— Start of Source records —

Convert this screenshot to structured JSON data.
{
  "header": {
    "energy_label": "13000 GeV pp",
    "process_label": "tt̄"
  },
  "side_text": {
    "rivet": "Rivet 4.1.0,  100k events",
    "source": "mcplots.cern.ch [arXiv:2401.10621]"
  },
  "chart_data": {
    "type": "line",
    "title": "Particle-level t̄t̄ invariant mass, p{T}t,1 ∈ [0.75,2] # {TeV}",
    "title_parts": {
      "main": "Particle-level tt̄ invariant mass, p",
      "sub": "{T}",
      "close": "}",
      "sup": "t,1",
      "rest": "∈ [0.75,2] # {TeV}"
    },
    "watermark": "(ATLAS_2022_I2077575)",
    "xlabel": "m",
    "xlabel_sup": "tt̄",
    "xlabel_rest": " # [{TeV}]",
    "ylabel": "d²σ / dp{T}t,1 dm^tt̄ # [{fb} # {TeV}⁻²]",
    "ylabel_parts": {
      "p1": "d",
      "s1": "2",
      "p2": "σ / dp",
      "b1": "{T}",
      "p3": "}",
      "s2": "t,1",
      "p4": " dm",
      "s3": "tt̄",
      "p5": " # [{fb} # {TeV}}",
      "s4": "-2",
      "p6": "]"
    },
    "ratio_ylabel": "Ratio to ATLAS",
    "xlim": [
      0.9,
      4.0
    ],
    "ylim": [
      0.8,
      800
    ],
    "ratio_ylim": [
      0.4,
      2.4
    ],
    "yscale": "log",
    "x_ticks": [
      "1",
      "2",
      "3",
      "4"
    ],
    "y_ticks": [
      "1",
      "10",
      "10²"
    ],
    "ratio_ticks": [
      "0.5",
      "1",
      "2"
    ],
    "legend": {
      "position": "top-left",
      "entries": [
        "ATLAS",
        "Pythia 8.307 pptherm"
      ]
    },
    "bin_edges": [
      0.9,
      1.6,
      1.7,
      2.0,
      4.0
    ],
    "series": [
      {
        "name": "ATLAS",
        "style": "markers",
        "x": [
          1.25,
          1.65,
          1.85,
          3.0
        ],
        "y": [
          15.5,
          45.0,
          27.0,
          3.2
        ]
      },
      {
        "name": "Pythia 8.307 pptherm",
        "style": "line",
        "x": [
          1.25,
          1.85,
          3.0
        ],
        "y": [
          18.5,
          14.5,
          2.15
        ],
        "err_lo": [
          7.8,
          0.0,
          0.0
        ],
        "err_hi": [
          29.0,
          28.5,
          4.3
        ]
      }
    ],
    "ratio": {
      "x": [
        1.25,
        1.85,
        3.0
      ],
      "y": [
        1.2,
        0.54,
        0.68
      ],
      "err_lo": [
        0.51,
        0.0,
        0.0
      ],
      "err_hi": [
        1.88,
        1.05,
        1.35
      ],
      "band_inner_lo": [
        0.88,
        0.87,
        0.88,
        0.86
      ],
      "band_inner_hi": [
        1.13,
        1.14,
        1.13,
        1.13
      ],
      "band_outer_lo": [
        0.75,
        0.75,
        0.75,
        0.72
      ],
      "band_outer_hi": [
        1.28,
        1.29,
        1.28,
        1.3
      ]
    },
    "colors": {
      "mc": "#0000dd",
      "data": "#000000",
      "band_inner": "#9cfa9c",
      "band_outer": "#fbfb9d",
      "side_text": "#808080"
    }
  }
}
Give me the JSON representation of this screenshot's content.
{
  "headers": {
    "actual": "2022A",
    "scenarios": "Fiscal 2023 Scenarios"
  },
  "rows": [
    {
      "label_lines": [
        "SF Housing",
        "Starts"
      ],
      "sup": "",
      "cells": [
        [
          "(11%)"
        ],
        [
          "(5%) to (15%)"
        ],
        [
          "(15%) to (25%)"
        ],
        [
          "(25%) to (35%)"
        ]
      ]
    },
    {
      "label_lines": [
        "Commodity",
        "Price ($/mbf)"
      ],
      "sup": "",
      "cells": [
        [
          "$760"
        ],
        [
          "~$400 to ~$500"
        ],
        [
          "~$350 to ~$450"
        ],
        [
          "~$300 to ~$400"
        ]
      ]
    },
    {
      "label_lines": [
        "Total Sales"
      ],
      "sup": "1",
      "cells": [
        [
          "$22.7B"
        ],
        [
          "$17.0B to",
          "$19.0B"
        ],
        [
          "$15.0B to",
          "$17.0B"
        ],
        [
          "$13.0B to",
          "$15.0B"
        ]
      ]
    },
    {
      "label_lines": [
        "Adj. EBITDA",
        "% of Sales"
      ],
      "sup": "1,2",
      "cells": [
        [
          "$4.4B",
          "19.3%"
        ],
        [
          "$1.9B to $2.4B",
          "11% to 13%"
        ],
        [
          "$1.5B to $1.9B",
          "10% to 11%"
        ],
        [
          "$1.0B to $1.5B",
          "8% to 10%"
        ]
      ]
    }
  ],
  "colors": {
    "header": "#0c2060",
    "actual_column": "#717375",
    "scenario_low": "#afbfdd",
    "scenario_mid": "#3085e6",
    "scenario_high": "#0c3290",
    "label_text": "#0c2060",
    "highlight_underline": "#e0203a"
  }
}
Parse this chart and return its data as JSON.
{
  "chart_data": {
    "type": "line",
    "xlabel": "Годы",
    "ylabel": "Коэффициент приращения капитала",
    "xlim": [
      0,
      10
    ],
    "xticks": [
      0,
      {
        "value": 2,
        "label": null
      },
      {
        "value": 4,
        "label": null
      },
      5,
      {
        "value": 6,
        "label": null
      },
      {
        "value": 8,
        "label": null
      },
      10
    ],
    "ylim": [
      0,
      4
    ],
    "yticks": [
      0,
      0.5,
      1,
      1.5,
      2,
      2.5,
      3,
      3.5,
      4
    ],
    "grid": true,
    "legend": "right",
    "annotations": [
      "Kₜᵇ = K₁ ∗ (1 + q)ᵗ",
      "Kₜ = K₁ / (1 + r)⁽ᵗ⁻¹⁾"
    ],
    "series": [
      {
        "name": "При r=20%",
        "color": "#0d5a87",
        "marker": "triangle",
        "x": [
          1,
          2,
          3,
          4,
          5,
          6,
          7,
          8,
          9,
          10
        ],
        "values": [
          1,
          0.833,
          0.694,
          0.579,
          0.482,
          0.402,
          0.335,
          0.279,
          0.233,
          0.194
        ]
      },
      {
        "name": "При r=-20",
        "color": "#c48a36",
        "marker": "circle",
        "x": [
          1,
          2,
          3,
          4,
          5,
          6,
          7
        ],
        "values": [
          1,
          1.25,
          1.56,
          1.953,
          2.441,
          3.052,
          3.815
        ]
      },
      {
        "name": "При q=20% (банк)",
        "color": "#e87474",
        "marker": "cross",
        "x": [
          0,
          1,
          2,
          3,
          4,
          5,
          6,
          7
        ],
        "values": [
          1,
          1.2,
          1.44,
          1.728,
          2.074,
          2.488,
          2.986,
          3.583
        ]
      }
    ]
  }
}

— End of Source records —

Restate all of the entries exactly, please.

Convert this screenshot to structured JSON data.
{
  "header": {
    "energy_label": "13000 GeV pp",
    "process_label": "tt̄"
  },
  "side_text": {
    "rivet": "Rivet 4.1.0,  100k events",
    "source": "mcplots.cern.ch [arXiv:2401.10621]"
  },
  "chart_data": {
    "type": "line",
    "title": "Particle-level t̄t̄ invariant mass, p{T}t,1 ∈ [0.75,2] # {TeV}",
    "title_parts": {
      "main": "Particle-level tt̄ invariant mass, p",
      "sub": "{T}",
      "close": "}",
      "sup": "t,1",
      "rest": "∈ [0.75,2] # {TeV}"
    },
    "watermark": "(ATLAS_2022_I2077575)",
    "xlabel": "m",
    "xlabel_sup": "tt̄",
    "xlabel_rest": " # [{TeV}]",
    "ylabel": "d²σ / dp{T}t,1 dm^tt̄ # [{fb} # {TeV}⁻²]",
    "ylabel_parts": {
      "p1": "d",
      "s1": "2",
      "p2": "σ / dp",
      "b1": "{T}",
      "p3": "}",
      "s2": "t,1",
      "p4": " dm",
      "s3": "tt̄",
      "p5": " # [{fb} # {TeV}}",
      "s4": "-2",
      "p6": "]"
    },
    "ratio_ylabel": "Ratio to ATLAS",
    "xlim": [
      0.9,
      4.0
    ],
    "ylim": [
      0.8,
      800
    ],
    "ratio_ylim": [
      0.4,
      2.4
    ],
    "yscale": "log",
    "x_ticks": [
      "1",
      "2",
      "3",
      "4"
    ],
    "y_ticks": [
      "1",
      "10",
      "10²"
    ],
    "ratio_ticks": [
      "0.5",
      "1",
      "2"
    ],
    "legend": {
      "position": "top-left",
      "entries": [
        "ATLAS",
        "Pythia 8.307 pptherm"
      ]
    },
    "bin_edges": [
      0.9,
      1.6,
      1.7,
      2.0,
      4.0
    ],
    "series": [
      {
        "name": "ATLAS",
        "style": "markers",
        "x": [
          1.25,
          1.65,
          1.85,
          3.0
        ],
        "y": [
          15.5,
          45.0,
          27.0,
          3.2
        ]
      },
      {
        "name": "Pythia 8.307 pptherm",
        "style": "line",
        "x": [
          1.25,
          1.85,
          3.0
        ],
        "y": [
          18.5,
          14.5,
          2.15
        ],
        "err_lo": [
          7.8,
          0.0,
          0.0
        ],
        "err_hi": [
          29.0,
          28.5,
          4.3
        ]
      }
    ],
    "ratio": {
      "x": [
        1.25,
        1.85,
        3.0
      ],
      "y": [
        1.2,
        0.54,
        0.68
      ],
      "err_lo": [
        0.51,
        0.0,
        0.0
      ],
      "err_hi": [
        1.88,
        1.05,
        1.35
      ],
      "band_inner_lo": [
        0.88,
        0.87,
        0.88,
        0.86
      ],
      "band_inner_hi": [
        1.13,
        1.14,
        1.13,
        1.13
      ],
      "band_outer_lo": [
        0.75,
        0.75,
        0.75,
        0.72
      ],
      "band_outer_hi": [
        1.28,
        1.29,
        1.28,
        1.3
      ]
    },
    "colors": {
      "mc": "#0000dd",
      "data": "#000000",
      "band_inner": "#9cfa9c",
      "band_outer": "#fbfb9d",
      "side_text": "#808080"
    }
  }
}
Give me the JSON representation of this screenshot's content.
{
  "headers": {
    "actual": "2022A",
    "scenarios": "Fiscal 2023 Scenarios"
  },
  "rows": [
    {
      "label_lines": [
        "SF Housing",
        "Starts"
      ],
      "sup": "",
      "cells": [
        [
          "(11%)"
        ],
        [
          "(5%) to (15%)"
        ],
        [
          "(15%) to (25%)"
        ],
        [
          "(25%) to (35%)"
        ]
      ]
    },
    {
      "label_lines": [
        "Commodity",
        "Price ($/mbf)"
      ],
      "sup": "",
      "cells": [
        [
          "$760"
        ],
        [
          "~$400 to ~$500"
        ],
        [
          "~$350 to ~$450"
        ],
        [
          "~$300 to ~$400"
        ]
      ]
    },
    {
      "label_lines": [
        "Total Sales"
      ],
      "sup": "1",
      "cells": [
        [
          "$22.7B"
        ],
        [
          "$17.0B to",
          "$19.0B"
        ],
        [
          "$15.0B to",
          "$17.0B"
        ],
        [
          "$13.0B to",
          "$15.0B"
        ]
      ]
    },
    {
      "label_lines": [
        "Adj. EBITDA",
        "% of Sales"
      ],
      "sup": "1,2",
      "cells": [
        [
          "$4.4B",
          "19.3%"
        ],
        [
          "$1.9B to $2.4B",
          "11% to 13%"
        ],
        [
          "$1.5B to $1.9B",
          "10% to 11%"
        ],
        [
          "$1.0B to $1.5B",
          "8% to 10%"
        ]
      ]
    }
  ],
  "colors": {
    "header": "#0c2060",
    "actual_column": "#717375",
    "scenario_low": "#afbfdd",
    "scenario_mid": "#3085e6",
    "scenario_high": "#0c3290",
    "label_text": "#0c2060",
    "highlight_underline": "#e0203a"
  }
}
Parse this chart and return its data as JSON.
{
  "chart_data": {
    "type": "line",
    "xlabel": "Годы",
    "ylabel": "Коэффициент приращения капитала",
    "xlim": [
      0,
      10
    ],
    "xticks": [
      0,
      {
        "value": 2,
        "label": null
      },
      {
        "value": 4,
        "label": null
      },
      5,
      {
        "value": 6,
        "label": null
      },
      {
        "value": 8,
        "label": null
      },
      10
    ],
    "ylim": [
      0,
      4
    ],
    "yticks": [
      0,
      0.5,
      1,
      1.5,
      2,
      2.5,
      3,
      3.5,
      4
    ],
    "grid": true,
    "legend": "right",
    "annotations": [
      "Kₜᵇ = K₁ ∗ (1 + q)ᵗ",
      "Kₜ = K₁ / (1 + r)⁽ᵗ⁻¹⁾"
    ],
    "series": [
      {
        "name": "При r=20%",
        "color": "#0d5a87",
        "marker": "triangle",
        "x": [
          1,
          2,
          3,
          4,
          5,
          6,
          7,
          8,
          9,
          10
        ],
        "values": [
          1,
          0.833,
          0.694,
          0.579,
          0.482,
          0.402,
          0.335,
          0.279,
          0.233,
          0.194
        ]
      },
      {
        "name": "При r=-20",
        "color": "#c48a36",
        "marker": "circle",
        "x": [
          1,
          2,
          3,
          4,
          5,
          6,
          7
        ],
        "values": [
          1,
          1.25,
          1.56,
          1.953,
          2.441,
          3.052,
          3.815
        ]
      },
      {
        "name": "При q=20% (банк)",
        "color": "#e87474",
        "marker": "cross",
        "x": [
          0,
          1,
          2,
          3,
          4,
          5,
          6,
          7
        ],
        "values": [
          1,
          1.2,
          1.44,
          1.728,
          2.074,
          2.488,
          2.986,
          3.583
        ]
      }
    ]
  }
}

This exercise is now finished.